**Short problem:**
Do not copy the pictures; transcribe all other material exactly.

----

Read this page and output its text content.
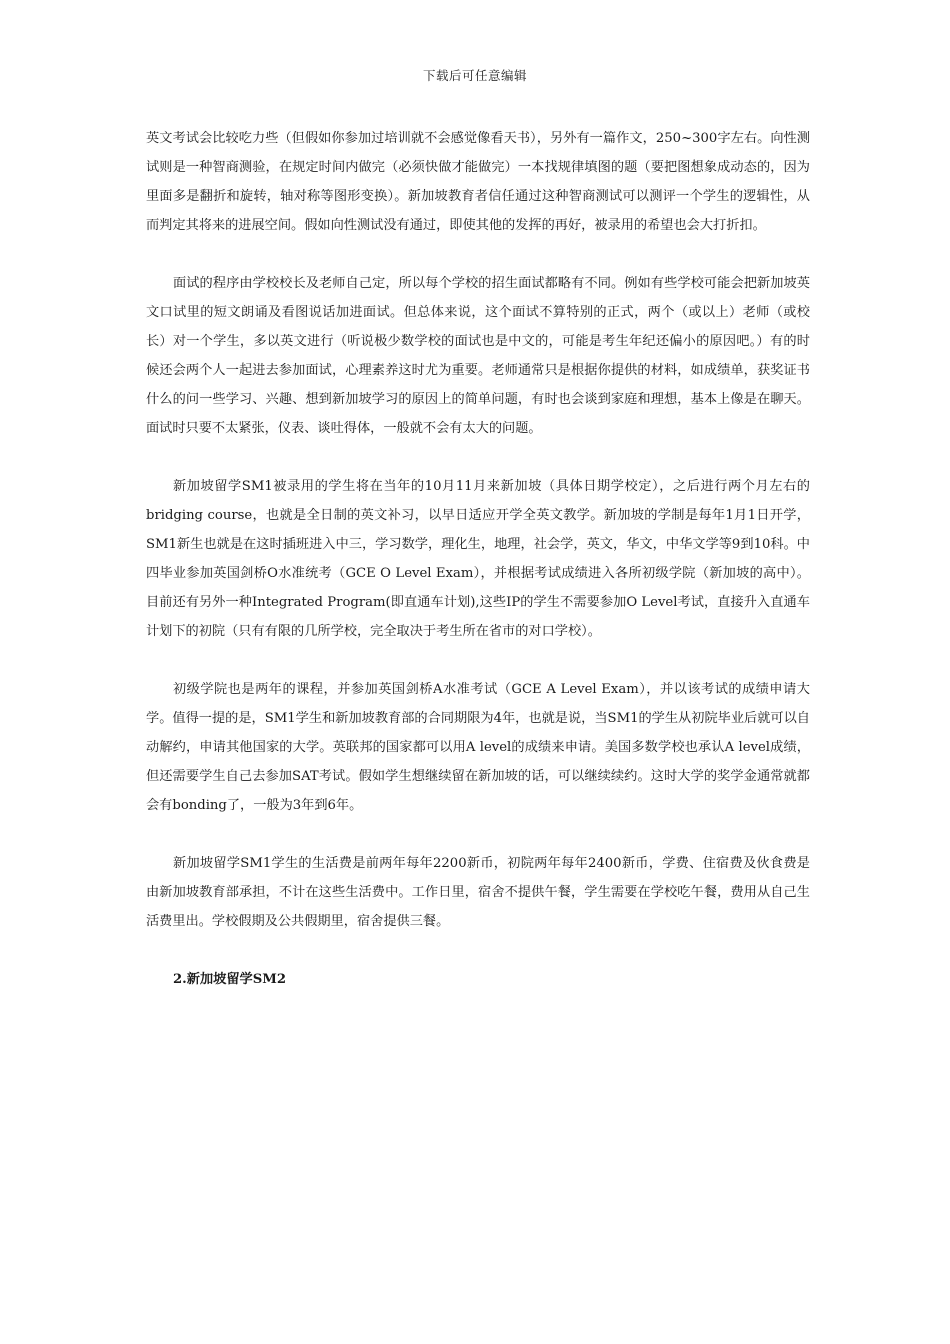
下载后可任意编辑

英文考试会比较吃力些（但假如你参加过培训就不会感觉像看天书），另外有一篇作文，250~300字左右。向性测试则是一种智商测验，在规定时间内做完（必须快做才能做完）一本找规律填图的题（要把图想象成动态的，因为里面多是翻折和旋转，轴对称等图形变换）。新加坡教育者信任通过这种智商测试可以测评一个学生的逻辑性，从而判定其将来的进展空间。假如向性测试没有通过，即使其他的发挥的再好，被录用的希望也会大打折扣。

面试的程序由学校校长及老师自己定，所以每个学校的招生面试都略有不同。例如有些学校可能会把新加坡英文口试里的短文朗诵及看图说话加进面试。但总体来说，这个面试不算特别的正式，两个（或以上）老师（或校长）对一个学生，多以英文进行（听说极少数学校的面试也是中文的，可能是考生年纪还偏小的原因吧。）有的时候还会两个人一起进去参加面试，心理素养这时尤为重要。老师通常只是根据你提供的材料，如成绩单，获奖证书什么的问一些学习、兴趣、想到新加坡学习的原因上的简单问题，有时也会谈到家庭和理想，基本上像是在聊天。面试时只要不太紧张，仪表、谈吐得体，一般就不会有太大的问题。

新加坡留学SM1被录用的学生将在当年的10月11月来新加坡（具体日期学校定），之后进行两个月左右的bridging course，也就是全日制的英文补习，以早日适应开学全英文教学。新加坡的学制是每年1月1日开学，SM1新生也就是在这时插班进入中三，学习数学，理化生，地理，社会学，英文，华文，中华文学等9到10科。中四毕业参加英国剑桥O水准统考（GCE O Level Exam），并根据考试成绩进入各所初级学院（新加坡的高中）。目前还有另外一种Integrated Program(即直通车计划),这些IP的学生不需要参加O Level考试，直接升入直通车计划下的初院（只有有限的几所学校，完全取决于考生所在省市的对口学校）。

初级学院也是两年的课程，并参加英国剑桥A水准考试（GCE A Level Exam），并以该考试的成绩申请大学。值得一提的是，SM1学生和新加坡教育部的合同期限为4年，也就是说，当SM1的学生从初院毕业后就可以自动解约，申请其他国家的大学。英联邦的国家都可以用A level的成绩来申请。美国多数学校也承认A level成绩，但还需要学生自己去参加SAT考试。假如学生想继续留在新加坡的话，可以继续续约。这时大学的奖学金通常就都会有bonding了，一般为3年到6年。

新加坡留学SM1学生的生活费是前两年每年2200新币，初院两年每年2400新币，学费、住宿费及伙食费是由新加坡教育部承担，不计在这些生活费中。工作日里，宿舍不提供午餐，学生需要在学校吃午餐，费用从自己生活费里出。学校假期及公共假期里，宿舍提供三餐。

2.新加坡留学SM2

----

**Task answer:**
Read this page and output its text content.
下载后可任意编辑

英文考试会比较吃力些（但假如你参加过培训就不会感觉像看天书），另外有一篇作文，250~300字左右。向性测试则是一种智商测验，在规定时间内做完（必须快做才能做完）一本找规律填图的题（要把图想象成动态的，因为里面多是翻折和旋转，轴对称等图形变换）。新加坡教育者信任通过这种智商测试可以测评一个学生的逻辑性，从而判定其将来的进展空间。假如向性测试没有通过，即使其他的发挥的再好，被录用的希望也会大打折扣。

面试的程序由学校校长及老师自己定，所以每个学校的招生面试都略有不同。例如有些学校可能会把新加坡英文口试里的短文朗诵及看图说话加进面试。但总体来说，这个面试不算特别的正式，两个（或以上）老师（或校长）对一个学生，多以英文进行（听说极少数学校的面试也是中文的，可能是考生年纪还偏小的原因吧。）有的时候还会两个人一起进去参加面试，心理素养这时尤为重要。老师通常只是根据你提供的材料，如成绩单，获奖证书什么的问一些学习、兴趣、想到新加坡学习的原因上的简单问题，有时也会谈到家庭和理想，基本上像是在聊天。面试时只要不太紧张，仪表、谈吐得体，一般就不会有太大的问题。

新加坡留学SM1被录用的学生将在当年的10月11月来新加坡（具体日期学校定），之后进行两个月左右的bridging course，也就是全日制的英文补习，以早日适应开学全英文教学。新加坡的学制是每年1月1日开学，SM1新生也就是在这时插班进入中三，学习数学，理化生，地理，社会学，英文，华文，中华文学等9到10科。中四毕业参加英国剑桥O水准统考（GCE O Level Exam），并根据考试成绩进入各所初级学院（新加坡的高中）。目前还有另外一种Integrated Program(即直通车计划),这些IP的学生不需要参加O Level考试，直接升入直通车计划下的初院（只有有限的几所学校，完全取决于考生所在省市的对口学校）。

初级学院也是两年的课程，并参加英国剑桥A水准考试（GCE A Level Exam），并以该考试的成绩申请大学。值得一提的是，SM1学生和新加坡教育部的合同期限为4年，也就是说，当SM1的学生从初院毕业后就可以自动解约，申请其他国家的大学。英联邦的国家都可以用A level的成绩来申请。美国多数学校也承认A level成绩，但还需要学生自己去参加SAT考试。假如学生想继续留在新加坡的话，可以继续续约。这时大学的奖学金通常就都会有bonding了，一般为3年到6年。

新加坡留学SM1学生的生活费是前两年每年2200新币，初院两年每年2400新币，学费、住宿费及伙食费是由新加坡教育部承担，不计在这些生活费中。工作日里，宿舍不提供午餐，学生需要在学校吃午餐，费用从自己生活费里出。学校假期及公共假期里，宿舍提供三餐。

2.新加坡留学SM2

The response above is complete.